— begin —
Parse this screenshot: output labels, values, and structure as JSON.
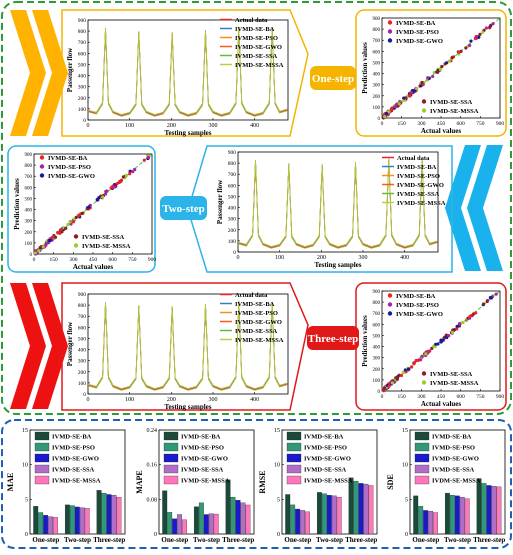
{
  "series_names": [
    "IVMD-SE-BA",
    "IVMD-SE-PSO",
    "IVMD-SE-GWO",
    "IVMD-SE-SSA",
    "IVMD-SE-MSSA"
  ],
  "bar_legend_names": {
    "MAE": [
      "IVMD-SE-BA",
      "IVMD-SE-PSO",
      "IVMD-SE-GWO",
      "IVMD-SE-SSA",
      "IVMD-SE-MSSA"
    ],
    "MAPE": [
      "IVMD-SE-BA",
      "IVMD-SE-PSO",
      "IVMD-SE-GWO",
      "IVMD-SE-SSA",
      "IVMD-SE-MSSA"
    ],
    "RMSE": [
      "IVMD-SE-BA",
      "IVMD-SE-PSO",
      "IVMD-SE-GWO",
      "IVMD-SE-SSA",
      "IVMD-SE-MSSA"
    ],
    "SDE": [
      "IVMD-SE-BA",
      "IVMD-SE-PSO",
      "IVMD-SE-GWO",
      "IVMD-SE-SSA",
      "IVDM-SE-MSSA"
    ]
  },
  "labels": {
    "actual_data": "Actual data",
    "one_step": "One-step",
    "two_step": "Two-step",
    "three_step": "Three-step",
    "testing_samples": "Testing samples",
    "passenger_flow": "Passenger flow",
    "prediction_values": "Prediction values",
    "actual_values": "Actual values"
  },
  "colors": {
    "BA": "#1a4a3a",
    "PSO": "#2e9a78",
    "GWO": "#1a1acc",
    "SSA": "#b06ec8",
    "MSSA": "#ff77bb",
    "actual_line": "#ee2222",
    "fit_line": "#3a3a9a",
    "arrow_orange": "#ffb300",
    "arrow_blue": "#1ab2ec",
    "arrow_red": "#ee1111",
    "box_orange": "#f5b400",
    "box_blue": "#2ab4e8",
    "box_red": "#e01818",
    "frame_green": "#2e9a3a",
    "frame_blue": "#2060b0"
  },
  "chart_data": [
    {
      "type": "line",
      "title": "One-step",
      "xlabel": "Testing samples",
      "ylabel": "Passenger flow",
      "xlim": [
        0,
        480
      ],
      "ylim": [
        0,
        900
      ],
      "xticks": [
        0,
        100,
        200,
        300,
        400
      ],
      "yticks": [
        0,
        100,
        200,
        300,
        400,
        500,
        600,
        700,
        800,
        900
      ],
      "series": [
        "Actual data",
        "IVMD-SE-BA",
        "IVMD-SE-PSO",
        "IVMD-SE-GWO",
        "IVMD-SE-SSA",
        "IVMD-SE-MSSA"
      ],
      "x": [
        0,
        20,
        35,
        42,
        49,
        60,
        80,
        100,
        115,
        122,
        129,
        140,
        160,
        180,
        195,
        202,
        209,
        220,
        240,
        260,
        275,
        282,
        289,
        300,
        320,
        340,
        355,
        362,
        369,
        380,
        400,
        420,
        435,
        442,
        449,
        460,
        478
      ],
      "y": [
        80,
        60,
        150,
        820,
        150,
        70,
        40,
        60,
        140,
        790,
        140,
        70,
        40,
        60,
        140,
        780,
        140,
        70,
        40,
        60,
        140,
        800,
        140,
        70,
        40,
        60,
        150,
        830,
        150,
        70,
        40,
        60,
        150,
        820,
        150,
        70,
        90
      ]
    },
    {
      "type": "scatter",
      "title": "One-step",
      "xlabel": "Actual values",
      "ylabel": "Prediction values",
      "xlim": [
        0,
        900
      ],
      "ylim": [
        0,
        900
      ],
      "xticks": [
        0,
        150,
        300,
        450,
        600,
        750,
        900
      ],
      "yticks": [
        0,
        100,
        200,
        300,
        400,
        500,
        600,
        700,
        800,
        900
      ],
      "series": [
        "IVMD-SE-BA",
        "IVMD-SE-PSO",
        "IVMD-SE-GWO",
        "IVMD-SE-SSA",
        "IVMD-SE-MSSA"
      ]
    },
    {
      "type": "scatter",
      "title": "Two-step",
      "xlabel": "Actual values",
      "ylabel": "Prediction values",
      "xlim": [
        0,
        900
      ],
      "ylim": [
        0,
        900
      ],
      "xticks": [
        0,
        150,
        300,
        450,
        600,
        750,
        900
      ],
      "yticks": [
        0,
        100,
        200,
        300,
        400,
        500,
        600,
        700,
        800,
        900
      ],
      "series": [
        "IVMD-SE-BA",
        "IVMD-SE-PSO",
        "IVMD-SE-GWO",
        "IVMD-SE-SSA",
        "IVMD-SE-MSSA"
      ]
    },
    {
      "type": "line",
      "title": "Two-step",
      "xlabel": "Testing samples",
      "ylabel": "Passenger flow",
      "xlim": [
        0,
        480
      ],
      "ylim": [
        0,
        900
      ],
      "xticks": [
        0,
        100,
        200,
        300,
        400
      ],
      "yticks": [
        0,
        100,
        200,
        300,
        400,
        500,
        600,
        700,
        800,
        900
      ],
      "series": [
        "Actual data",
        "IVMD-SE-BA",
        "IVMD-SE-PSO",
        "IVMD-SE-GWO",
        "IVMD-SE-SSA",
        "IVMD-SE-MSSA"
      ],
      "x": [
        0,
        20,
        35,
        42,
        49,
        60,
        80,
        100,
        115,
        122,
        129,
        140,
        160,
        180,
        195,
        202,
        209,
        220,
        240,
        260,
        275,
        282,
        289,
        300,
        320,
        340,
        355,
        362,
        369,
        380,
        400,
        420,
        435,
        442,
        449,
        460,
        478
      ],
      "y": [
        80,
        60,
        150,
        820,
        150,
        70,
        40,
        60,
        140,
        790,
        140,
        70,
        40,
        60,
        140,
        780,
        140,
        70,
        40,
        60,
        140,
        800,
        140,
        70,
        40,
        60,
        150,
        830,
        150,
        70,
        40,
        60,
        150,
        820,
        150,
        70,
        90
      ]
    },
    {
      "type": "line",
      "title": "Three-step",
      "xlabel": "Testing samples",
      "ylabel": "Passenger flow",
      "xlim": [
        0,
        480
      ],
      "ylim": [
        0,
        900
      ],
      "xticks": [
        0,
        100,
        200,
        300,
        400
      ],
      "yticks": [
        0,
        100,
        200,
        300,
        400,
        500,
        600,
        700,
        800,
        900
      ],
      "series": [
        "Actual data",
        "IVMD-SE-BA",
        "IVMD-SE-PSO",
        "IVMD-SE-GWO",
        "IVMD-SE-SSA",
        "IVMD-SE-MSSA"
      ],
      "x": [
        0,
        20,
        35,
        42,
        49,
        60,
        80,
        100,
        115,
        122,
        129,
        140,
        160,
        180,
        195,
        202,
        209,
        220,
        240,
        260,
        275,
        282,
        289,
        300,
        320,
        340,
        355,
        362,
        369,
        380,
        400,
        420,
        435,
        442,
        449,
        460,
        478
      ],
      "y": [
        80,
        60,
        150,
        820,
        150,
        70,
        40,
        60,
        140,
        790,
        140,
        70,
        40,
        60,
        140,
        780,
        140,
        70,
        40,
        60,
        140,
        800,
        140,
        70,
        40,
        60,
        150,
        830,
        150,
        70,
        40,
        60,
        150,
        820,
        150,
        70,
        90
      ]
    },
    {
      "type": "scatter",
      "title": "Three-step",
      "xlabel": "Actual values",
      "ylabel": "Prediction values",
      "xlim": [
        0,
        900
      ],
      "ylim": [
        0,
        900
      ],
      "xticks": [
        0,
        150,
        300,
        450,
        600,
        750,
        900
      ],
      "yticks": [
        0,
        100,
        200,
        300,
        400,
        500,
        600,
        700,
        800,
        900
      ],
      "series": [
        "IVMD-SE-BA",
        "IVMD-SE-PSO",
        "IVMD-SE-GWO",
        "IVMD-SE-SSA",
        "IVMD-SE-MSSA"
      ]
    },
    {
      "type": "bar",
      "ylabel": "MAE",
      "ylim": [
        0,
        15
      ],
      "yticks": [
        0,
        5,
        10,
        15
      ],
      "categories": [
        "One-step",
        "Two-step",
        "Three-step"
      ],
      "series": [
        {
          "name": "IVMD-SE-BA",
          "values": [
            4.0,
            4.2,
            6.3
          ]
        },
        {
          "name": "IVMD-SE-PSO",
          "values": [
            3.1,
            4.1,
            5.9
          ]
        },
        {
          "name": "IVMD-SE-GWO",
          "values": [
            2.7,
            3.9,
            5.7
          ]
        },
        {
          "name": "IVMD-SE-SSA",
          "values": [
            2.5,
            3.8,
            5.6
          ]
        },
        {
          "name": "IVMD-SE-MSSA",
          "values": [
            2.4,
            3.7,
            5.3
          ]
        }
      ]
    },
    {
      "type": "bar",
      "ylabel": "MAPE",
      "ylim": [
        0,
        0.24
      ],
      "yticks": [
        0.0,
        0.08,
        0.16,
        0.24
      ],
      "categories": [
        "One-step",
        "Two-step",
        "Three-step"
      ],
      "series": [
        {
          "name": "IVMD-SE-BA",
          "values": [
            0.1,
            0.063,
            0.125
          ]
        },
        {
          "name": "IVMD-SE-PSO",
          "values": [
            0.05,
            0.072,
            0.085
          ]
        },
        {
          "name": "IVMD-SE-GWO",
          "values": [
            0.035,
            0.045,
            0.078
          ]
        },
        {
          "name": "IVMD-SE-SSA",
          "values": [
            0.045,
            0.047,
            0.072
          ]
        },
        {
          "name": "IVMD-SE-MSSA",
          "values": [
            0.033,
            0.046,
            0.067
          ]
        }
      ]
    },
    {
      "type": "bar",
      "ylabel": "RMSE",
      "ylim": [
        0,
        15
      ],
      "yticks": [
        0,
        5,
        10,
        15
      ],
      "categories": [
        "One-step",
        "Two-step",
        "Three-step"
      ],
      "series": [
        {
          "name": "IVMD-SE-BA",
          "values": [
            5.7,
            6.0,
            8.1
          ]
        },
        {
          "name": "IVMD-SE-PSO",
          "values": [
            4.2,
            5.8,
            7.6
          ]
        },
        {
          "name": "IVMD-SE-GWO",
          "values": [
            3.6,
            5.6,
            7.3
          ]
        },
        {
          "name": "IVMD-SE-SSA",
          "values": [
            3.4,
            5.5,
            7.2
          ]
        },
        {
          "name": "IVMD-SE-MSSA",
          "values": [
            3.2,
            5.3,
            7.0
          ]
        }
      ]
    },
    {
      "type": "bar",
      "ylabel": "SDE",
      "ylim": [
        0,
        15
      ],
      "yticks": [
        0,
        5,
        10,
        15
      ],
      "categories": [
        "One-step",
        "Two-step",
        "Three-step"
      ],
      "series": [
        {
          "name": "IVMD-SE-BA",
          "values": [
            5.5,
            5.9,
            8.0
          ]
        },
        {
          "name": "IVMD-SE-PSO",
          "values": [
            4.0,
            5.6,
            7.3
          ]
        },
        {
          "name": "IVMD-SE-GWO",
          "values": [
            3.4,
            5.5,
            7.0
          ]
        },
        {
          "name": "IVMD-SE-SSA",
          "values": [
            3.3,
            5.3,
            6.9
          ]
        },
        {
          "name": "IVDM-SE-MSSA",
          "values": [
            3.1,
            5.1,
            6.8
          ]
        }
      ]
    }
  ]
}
— end —
— begin —
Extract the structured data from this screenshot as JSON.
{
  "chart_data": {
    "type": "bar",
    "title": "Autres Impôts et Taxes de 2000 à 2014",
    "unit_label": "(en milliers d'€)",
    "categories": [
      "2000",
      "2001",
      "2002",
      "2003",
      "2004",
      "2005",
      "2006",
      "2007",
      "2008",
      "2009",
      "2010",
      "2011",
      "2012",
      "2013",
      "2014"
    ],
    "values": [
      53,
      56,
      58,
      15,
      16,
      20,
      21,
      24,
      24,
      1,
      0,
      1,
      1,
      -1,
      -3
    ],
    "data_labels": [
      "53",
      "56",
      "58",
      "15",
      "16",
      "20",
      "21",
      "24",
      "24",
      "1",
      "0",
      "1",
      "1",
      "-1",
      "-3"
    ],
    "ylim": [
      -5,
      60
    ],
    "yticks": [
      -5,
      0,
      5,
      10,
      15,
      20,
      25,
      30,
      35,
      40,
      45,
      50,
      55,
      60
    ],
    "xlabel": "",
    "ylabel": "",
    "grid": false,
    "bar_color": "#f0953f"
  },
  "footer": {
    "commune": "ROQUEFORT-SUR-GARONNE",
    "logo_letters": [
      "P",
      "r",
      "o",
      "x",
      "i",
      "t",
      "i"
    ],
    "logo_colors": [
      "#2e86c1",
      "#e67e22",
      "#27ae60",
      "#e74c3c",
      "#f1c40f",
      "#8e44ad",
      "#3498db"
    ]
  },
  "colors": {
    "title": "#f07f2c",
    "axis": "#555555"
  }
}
— end —
DIRECTIVE: Using the listing above, pick out each line that contains the word "this", then copy it.

FINISHED ANSWER:
Parse this screenshot: output labels, values, and structure as JSON.
Extract the structured data from this screenshot as JSON.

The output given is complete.